* PROBLEM DESCRIPTION: Return the listing below verbatim. Pictures do not belong in the copy.
** start RECORDS SUPPLIED **
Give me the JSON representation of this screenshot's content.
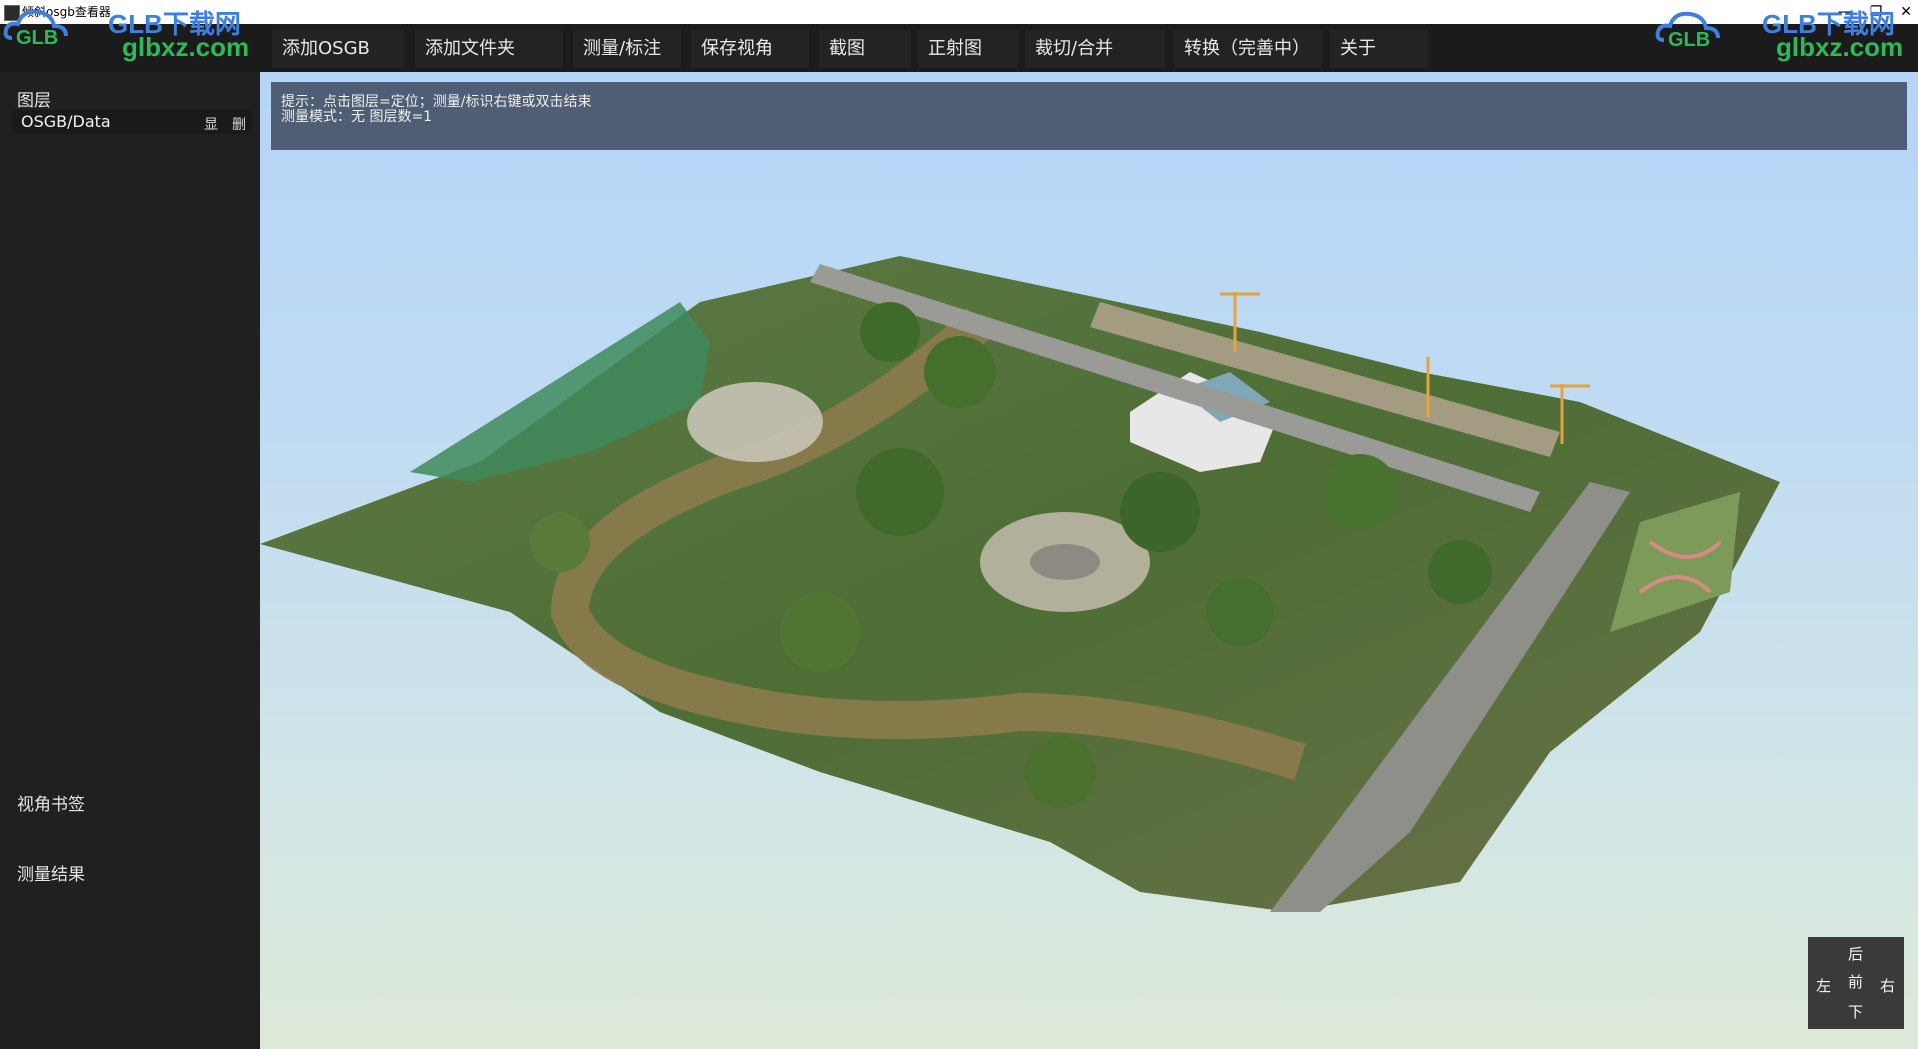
{
  "window": {
    "title": "倾斜osgb查看器",
    "minimize": "—",
    "restore": "❐",
    "close": "✕"
  },
  "toolbar": {
    "buttons": [
      "添加OSGB",
      "添加文件夹",
      "测量/标注",
      "保存视角",
      "截图",
      "正射图",
      "裁切/合并",
      "转换（完善中）",
      "关于"
    ]
  },
  "watermark": {
    "cn": "GLB下载网",
    "url": "glbxz.com",
    "logo": "GLB",
    "cloud_color": "#3f7fe0",
    "url_color": "#2db85a"
  },
  "sidebar": {
    "layers_heading": "图层",
    "layers": [
      {
        "name": "OSGB/Data",
        "show": "显",
        "delete": "删"
      }
    ],
    "bookmarks_heading": "视角书签",
    "results_heading": "测量结果"
  },
  "viewport": {
    "hint_line1": "提示：点击图层=定位；测量/标识右键或双击结束",
    "hint_line2": "测量模式：无   图层数=1"
  },
  "navpad": {
    "back": "后",
    "left": "左",
    "front": "前",
    "right": "右",
    "down": "下"
  },
  "colors": {
    "toolbar_bg": "#1b1b1b",
    "sidebar_bg": "#202020",
    "hint_bg": "#4f5e74",
    "sky_top": "#b4d4f8",
    "sky_bottom": "#dde9d8"
  }
}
** end RECORDS SUPPLIED **
* OUTPUT FOR THIS TASK:
Give me the JSON representation of this screenshot's content.
{
  "window": {
    "title": "倾斜osgb查看器",
    "minimize": "—",
    "restore": "❐",
    "close": "✕"
  },
  "toolbar": {
    "buttons": [
      "添加OSGB",
      "添加文件夹",
      "测量/标注",
      "保存视角",
      "截图",
      "正射图",
      "裁切/合并",
      "转换（完善中）",
      "关于"
    ]
  },
  "watermark": {
    "cn": "GLB下载网",
    "url": "glbxz.com",
    "logo": "GLB",
    "cloud_color": "#3f7fe0",
    "url_color": "#2db85a"
  },
  "sidebar": {
    "layers_heading": "图层",
    "layers": [
      {
        "name": "OSGB/Data",
        "show": "显",
        "delete": "删"
      }
    ],
    "bookmarks_heading": "视角书签",
    "results_heading": "测量结果"
  },
  "viewport": {
    "hint_line1": "提示：点击图层=定位；测量/标识右键或双击结束",
    "hint_line2": "测量模式：无   图层数=1"
  },
  "navpad": {
    "back": "后",
    "left": "左",
    "front": "前",
    "right": "右",
    "down": "下"
  },
  "colors": {
    "toolbar_bg": "#1b1b1b",
    "sidebar_bg": "#202020",
    "hint_bg": "#4f5e74",
    "sky_top": "#b4d4f8",
    "sky_bottom": "#dde9d8"
  }
}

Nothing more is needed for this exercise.